_GIVEN PROBLEM_.
In the data below, find every line with the string "TEAS" and pull it out.

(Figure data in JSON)
● ● ● ● ● ● ●

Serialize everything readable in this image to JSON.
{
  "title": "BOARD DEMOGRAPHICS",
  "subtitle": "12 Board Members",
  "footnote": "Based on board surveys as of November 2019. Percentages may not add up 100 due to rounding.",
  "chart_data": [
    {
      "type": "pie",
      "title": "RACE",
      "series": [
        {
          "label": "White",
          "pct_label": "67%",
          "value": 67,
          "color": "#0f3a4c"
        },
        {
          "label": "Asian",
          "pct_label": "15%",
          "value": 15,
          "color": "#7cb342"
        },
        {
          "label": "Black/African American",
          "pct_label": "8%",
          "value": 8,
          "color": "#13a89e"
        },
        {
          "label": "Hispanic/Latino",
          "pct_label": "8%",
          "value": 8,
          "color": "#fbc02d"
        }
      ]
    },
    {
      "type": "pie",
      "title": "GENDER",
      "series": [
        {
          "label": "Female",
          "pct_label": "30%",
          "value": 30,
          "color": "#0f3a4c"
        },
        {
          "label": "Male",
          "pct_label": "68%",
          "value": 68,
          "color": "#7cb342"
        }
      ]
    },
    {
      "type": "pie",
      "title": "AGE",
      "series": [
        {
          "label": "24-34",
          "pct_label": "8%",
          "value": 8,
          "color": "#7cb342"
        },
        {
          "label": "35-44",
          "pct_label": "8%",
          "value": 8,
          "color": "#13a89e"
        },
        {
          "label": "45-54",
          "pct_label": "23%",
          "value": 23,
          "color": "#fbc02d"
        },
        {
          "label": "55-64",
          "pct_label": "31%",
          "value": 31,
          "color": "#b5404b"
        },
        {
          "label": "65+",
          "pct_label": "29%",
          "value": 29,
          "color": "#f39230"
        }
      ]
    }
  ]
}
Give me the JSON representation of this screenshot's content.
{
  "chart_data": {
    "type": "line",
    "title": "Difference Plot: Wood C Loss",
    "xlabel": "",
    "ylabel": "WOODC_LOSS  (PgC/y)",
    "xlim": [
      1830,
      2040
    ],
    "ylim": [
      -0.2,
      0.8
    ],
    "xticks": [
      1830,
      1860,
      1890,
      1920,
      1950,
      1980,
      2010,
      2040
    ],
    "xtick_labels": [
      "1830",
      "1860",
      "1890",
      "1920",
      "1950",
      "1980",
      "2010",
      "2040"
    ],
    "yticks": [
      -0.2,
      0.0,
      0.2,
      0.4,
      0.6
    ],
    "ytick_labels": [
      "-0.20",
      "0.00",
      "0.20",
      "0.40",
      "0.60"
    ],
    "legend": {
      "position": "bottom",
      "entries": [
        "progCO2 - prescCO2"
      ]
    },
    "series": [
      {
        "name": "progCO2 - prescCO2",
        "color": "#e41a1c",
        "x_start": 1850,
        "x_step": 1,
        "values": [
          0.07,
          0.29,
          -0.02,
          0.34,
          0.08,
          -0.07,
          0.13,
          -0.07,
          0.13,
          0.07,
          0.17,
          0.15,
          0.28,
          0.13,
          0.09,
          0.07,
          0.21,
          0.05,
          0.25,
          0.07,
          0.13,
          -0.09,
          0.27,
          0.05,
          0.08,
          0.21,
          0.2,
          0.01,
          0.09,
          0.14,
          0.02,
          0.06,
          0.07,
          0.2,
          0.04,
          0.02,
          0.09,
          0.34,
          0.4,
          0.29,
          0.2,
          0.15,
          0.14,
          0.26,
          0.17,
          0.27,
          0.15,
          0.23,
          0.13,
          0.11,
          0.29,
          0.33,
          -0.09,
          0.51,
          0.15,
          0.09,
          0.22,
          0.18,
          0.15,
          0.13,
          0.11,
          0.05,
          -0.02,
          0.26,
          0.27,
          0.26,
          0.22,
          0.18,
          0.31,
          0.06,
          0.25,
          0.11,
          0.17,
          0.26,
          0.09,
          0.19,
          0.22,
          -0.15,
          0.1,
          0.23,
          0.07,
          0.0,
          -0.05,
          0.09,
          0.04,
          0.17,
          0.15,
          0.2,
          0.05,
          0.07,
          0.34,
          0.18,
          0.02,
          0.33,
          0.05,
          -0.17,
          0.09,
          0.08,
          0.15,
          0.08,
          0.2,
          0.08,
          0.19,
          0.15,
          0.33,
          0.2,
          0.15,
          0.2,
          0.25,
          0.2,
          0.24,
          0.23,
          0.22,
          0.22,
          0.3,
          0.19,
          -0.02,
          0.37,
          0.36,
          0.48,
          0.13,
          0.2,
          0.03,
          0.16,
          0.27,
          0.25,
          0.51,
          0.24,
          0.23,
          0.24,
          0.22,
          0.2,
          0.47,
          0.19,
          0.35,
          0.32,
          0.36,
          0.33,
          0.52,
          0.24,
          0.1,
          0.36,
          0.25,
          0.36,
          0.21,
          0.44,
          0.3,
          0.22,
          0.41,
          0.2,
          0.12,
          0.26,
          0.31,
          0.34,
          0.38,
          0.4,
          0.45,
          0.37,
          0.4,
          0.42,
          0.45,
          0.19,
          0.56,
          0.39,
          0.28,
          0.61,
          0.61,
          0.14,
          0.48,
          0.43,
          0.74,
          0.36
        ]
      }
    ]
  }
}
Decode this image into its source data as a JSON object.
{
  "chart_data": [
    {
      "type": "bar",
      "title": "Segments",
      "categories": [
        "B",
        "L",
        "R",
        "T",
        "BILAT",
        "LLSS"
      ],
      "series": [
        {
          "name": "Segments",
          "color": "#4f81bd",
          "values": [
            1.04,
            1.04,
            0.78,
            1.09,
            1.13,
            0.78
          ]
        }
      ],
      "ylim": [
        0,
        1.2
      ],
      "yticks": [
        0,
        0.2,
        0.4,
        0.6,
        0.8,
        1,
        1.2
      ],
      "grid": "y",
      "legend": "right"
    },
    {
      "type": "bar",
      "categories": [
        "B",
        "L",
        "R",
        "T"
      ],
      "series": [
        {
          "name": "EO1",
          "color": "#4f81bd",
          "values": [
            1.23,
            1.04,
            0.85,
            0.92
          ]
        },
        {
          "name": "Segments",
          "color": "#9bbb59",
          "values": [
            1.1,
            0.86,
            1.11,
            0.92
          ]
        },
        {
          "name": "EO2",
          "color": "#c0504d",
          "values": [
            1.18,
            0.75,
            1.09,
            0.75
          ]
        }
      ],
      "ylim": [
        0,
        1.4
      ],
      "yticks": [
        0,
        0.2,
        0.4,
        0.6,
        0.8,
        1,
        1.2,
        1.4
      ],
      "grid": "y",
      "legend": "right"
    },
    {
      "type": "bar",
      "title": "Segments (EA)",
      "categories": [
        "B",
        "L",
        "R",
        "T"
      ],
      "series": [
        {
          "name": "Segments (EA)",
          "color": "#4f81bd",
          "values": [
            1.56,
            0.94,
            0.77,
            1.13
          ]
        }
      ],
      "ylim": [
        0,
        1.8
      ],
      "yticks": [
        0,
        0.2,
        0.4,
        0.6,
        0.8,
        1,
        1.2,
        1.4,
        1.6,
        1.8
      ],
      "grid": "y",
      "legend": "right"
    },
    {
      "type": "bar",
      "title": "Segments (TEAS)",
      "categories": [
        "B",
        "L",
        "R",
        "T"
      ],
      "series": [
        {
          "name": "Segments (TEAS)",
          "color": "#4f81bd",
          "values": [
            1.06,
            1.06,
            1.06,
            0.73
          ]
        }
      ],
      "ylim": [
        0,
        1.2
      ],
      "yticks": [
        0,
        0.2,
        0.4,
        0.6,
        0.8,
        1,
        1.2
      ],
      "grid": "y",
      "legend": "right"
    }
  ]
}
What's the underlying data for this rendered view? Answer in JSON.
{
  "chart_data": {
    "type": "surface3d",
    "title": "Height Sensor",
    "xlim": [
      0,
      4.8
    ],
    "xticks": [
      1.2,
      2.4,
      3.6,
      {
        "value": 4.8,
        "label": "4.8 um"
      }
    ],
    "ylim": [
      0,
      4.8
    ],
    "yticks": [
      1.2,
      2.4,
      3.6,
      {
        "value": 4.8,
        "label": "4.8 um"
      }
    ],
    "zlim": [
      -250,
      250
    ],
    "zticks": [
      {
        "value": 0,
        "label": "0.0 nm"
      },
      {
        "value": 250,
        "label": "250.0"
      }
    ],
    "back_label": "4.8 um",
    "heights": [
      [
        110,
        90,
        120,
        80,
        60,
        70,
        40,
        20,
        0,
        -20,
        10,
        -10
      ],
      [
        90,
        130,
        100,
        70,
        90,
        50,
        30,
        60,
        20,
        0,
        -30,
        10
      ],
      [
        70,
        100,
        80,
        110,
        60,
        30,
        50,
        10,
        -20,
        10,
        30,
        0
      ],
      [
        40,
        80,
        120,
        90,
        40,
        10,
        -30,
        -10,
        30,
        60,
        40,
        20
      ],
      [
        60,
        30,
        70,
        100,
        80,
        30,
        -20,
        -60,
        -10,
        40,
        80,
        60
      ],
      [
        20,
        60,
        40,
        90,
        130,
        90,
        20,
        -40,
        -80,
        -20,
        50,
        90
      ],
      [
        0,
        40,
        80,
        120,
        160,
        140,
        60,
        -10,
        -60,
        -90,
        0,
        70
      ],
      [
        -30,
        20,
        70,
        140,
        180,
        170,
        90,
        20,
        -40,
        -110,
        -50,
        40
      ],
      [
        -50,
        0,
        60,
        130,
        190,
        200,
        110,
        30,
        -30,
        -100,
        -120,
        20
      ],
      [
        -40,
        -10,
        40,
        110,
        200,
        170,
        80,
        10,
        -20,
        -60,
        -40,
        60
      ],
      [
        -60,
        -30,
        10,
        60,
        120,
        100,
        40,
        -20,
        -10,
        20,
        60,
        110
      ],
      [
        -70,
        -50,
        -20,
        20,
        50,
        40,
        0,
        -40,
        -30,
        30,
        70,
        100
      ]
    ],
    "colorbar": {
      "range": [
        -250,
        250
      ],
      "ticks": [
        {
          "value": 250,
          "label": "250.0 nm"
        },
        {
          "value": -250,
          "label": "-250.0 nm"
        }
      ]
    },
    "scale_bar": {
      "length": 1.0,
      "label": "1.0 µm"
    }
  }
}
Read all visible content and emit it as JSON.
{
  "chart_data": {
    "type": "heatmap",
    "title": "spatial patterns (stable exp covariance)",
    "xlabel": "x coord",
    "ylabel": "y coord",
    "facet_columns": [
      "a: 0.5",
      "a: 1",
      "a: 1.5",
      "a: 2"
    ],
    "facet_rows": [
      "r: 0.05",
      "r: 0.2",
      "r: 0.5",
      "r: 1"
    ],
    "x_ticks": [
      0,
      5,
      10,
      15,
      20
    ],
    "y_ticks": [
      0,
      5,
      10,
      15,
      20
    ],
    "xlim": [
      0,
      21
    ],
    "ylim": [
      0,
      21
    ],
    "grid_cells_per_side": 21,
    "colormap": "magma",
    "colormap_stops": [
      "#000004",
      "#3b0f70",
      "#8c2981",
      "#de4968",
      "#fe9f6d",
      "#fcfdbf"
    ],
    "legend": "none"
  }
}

● ● ● ● ● ● ●

_FINISHED EXERCISE_.
      "title": "Segments (TEAS)",
          "name": "Segments (TEAS)",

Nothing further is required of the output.